> [REQUIRED WORK]: Locate the word "γίνεται" in the data below, then copy every line that holds it.

> [RECORDS SUPPLIED]:
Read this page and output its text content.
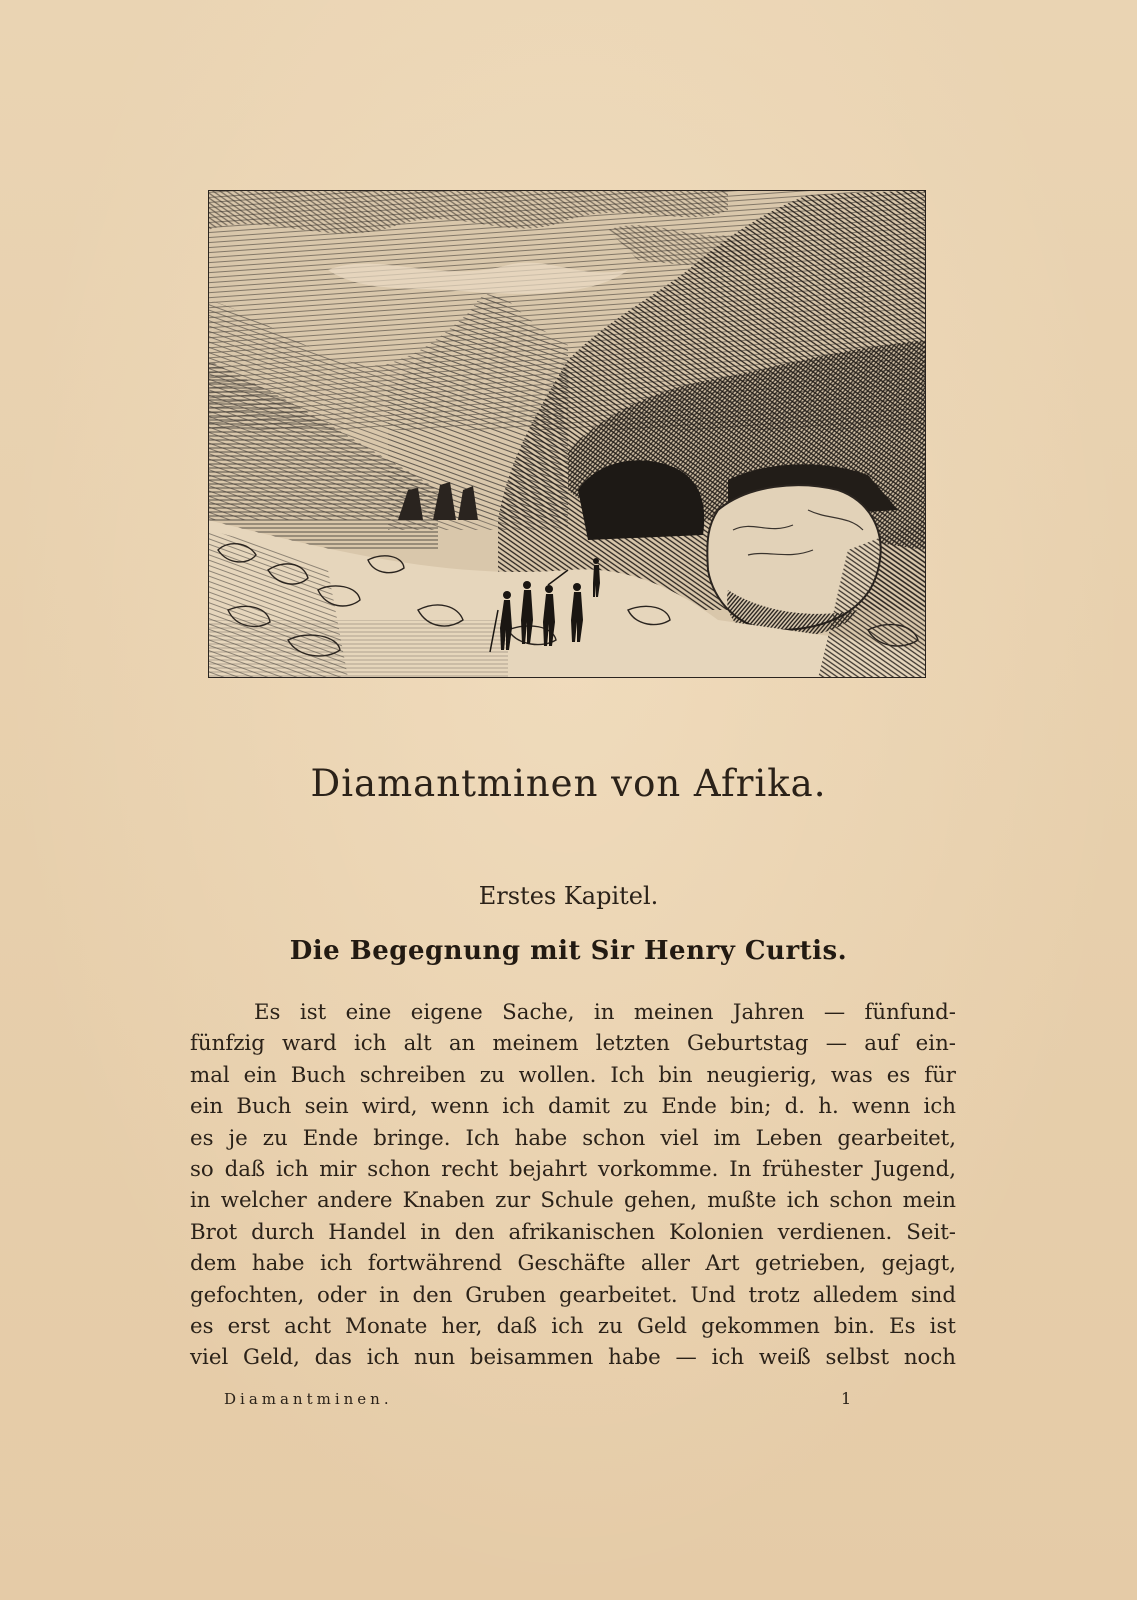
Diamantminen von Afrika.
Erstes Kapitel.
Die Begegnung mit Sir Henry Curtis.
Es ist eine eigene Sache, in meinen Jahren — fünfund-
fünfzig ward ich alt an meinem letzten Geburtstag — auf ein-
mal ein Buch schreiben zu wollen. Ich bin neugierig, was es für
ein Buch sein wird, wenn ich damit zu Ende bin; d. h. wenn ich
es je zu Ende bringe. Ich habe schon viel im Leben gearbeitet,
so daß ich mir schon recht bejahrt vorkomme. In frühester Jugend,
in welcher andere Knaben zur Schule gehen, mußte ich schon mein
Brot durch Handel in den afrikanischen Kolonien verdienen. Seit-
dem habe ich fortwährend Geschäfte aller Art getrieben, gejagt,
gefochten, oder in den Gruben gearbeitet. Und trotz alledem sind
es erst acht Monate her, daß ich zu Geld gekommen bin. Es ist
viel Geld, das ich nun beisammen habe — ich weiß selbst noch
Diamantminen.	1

==

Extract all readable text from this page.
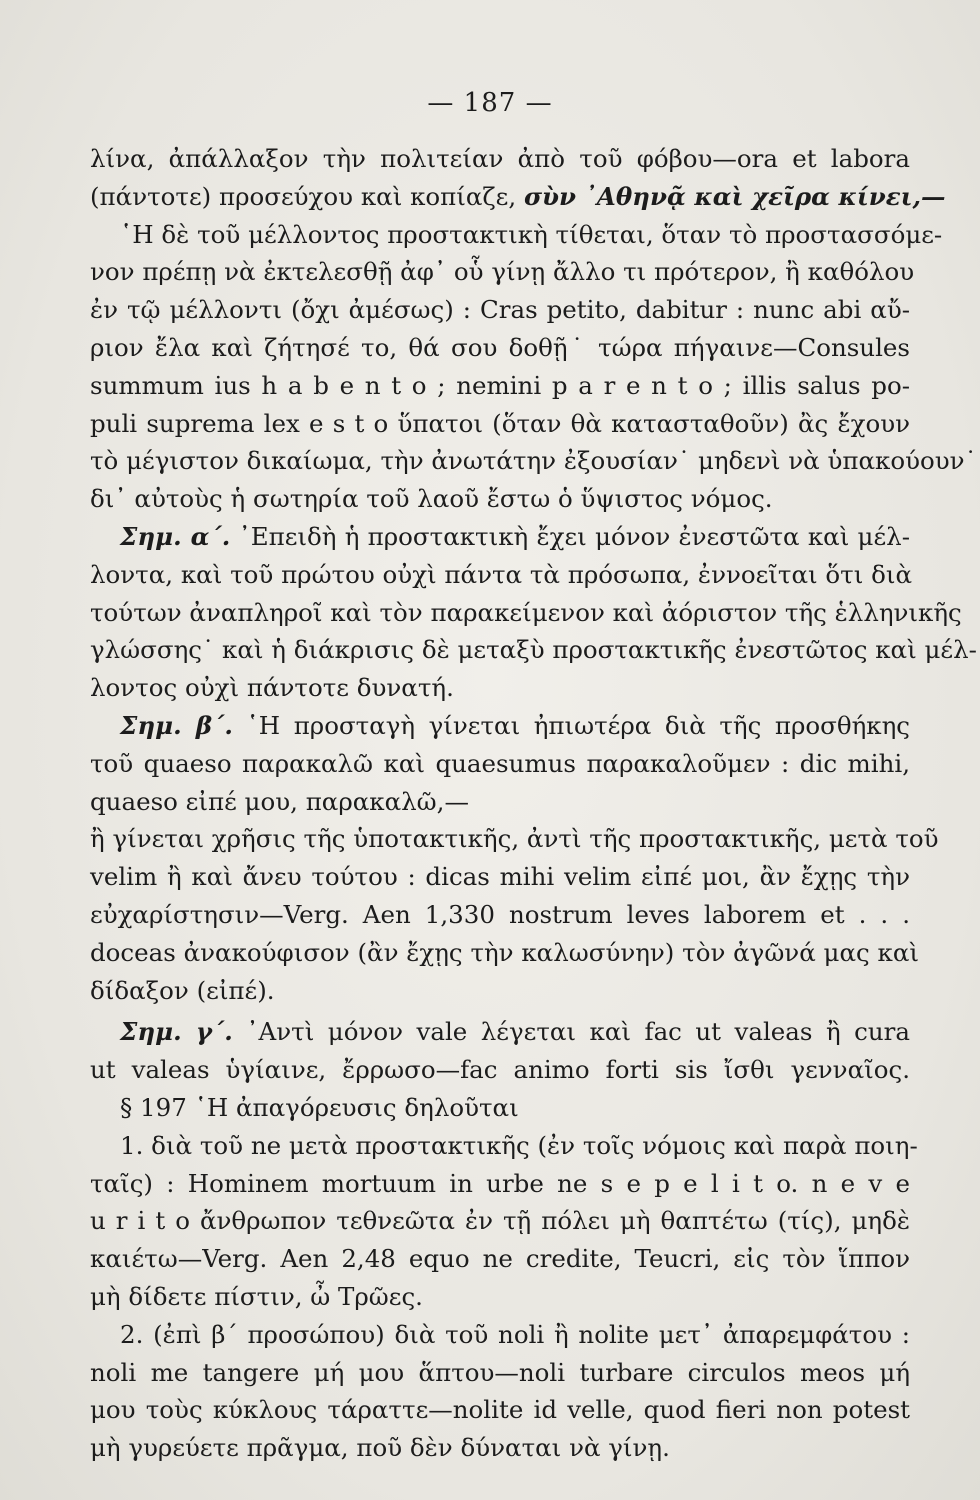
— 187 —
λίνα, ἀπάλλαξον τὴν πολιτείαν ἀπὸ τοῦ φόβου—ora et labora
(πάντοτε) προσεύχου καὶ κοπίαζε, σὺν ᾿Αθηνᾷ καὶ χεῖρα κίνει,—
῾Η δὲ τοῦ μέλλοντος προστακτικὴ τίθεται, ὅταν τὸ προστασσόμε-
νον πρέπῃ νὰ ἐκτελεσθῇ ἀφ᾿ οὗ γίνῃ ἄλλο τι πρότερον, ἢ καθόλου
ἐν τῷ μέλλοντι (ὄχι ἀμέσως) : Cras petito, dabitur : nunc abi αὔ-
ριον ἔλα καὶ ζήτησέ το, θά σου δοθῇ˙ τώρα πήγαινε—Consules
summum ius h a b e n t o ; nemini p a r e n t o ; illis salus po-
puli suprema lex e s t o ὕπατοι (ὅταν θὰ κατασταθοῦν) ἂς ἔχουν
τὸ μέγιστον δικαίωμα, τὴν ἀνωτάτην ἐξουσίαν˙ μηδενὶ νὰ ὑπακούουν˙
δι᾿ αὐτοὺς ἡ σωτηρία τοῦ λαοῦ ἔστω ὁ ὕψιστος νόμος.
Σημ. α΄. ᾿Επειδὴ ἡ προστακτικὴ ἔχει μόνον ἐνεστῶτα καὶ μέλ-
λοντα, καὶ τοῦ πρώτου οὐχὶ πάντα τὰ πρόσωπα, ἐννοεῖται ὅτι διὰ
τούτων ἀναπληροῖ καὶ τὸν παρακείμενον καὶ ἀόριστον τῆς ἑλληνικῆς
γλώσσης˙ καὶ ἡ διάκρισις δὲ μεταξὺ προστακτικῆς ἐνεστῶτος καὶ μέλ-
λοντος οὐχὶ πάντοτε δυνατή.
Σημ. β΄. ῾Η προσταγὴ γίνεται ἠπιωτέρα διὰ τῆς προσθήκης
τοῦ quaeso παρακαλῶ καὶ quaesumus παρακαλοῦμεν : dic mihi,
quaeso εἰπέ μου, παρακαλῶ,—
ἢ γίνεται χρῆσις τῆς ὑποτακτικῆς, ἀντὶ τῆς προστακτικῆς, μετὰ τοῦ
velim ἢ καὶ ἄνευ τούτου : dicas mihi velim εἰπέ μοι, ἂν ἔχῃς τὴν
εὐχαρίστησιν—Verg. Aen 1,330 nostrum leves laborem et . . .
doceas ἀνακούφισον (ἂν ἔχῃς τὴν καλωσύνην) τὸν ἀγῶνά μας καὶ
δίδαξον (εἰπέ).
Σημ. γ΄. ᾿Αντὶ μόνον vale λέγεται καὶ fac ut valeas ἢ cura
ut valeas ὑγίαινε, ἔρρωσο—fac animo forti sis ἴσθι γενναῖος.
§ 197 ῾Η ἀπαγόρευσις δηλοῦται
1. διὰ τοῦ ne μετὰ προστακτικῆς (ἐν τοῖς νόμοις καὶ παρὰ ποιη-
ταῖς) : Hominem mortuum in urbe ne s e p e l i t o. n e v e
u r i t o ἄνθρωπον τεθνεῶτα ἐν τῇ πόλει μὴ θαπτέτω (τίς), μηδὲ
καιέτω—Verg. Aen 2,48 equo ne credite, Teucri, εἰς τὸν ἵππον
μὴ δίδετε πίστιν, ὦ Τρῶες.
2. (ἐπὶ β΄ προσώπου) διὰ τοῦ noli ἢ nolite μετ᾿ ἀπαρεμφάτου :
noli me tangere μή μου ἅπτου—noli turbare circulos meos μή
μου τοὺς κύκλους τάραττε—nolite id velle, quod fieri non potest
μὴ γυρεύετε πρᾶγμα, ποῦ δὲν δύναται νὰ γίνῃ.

...

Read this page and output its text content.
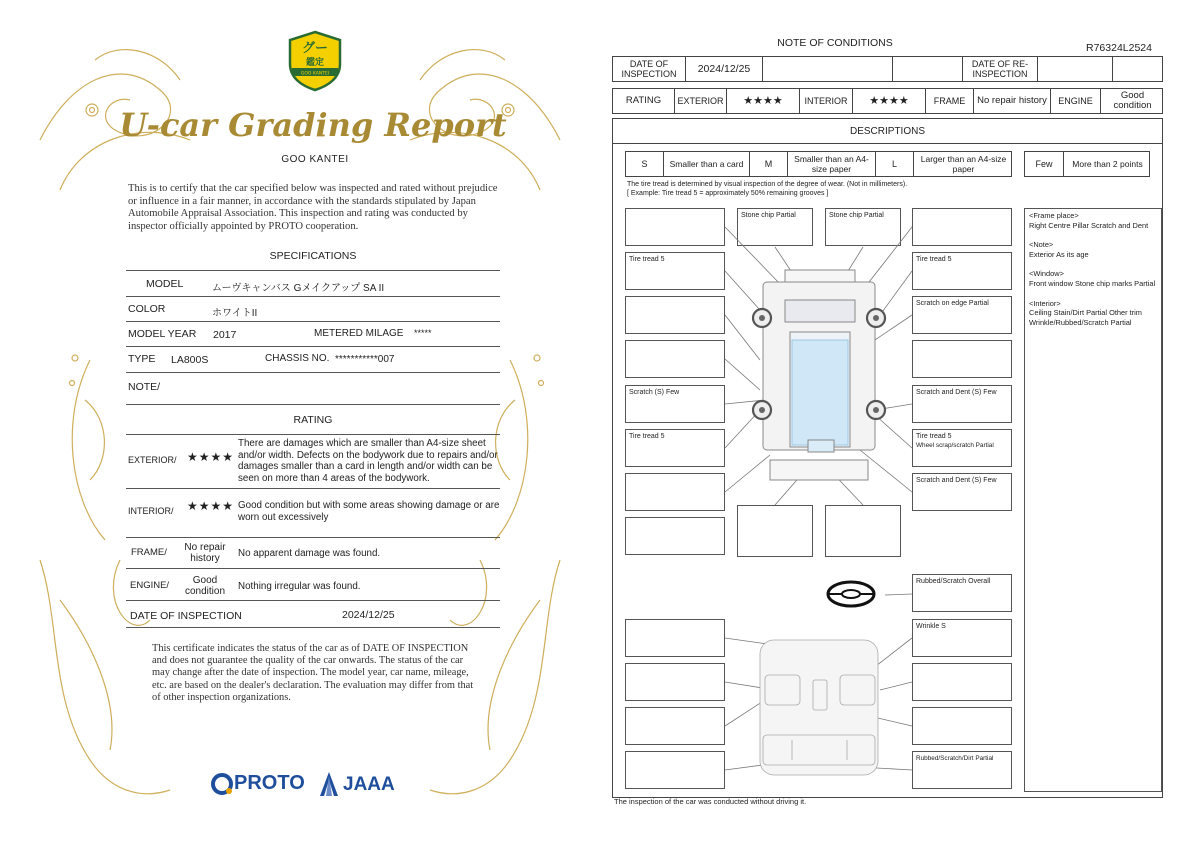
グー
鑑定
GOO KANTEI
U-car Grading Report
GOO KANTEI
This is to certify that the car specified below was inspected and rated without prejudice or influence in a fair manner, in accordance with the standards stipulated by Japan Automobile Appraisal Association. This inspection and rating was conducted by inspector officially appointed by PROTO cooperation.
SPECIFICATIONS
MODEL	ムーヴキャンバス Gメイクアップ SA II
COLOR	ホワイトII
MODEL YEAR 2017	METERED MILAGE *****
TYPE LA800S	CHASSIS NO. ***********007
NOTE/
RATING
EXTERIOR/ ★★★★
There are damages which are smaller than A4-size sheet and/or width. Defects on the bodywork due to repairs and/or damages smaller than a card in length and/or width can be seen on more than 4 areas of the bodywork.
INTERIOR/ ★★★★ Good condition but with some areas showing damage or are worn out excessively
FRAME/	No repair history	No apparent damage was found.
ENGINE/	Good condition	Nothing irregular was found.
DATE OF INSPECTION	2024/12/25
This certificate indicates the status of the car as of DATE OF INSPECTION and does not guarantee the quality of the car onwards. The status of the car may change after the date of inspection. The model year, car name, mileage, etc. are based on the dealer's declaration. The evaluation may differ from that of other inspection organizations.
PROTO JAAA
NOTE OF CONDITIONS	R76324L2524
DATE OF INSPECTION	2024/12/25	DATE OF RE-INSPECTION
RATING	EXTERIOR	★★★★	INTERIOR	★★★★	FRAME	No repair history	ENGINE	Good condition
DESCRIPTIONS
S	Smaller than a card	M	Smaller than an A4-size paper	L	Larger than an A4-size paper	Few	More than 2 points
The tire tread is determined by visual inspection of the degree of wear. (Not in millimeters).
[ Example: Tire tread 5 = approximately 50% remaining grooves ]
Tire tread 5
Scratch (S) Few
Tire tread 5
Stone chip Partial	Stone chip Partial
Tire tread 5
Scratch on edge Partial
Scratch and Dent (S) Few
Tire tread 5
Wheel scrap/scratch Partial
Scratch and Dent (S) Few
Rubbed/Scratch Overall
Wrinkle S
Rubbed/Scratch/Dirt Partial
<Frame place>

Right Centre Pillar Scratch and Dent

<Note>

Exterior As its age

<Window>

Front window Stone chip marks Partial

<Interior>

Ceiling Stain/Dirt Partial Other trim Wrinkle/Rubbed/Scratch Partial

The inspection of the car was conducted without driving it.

> [TASK RESULT]:
Σημ. β΄. ῾Η προσταγὴ γίνεται ἠπιωτέρα διὰ τῆς προσθήκης
ἢ γίνεται χρῆσις τῆς ὑποτακτικῆς, ἀντὶ τῆς προστακτικῆς, μετὰ τοῦ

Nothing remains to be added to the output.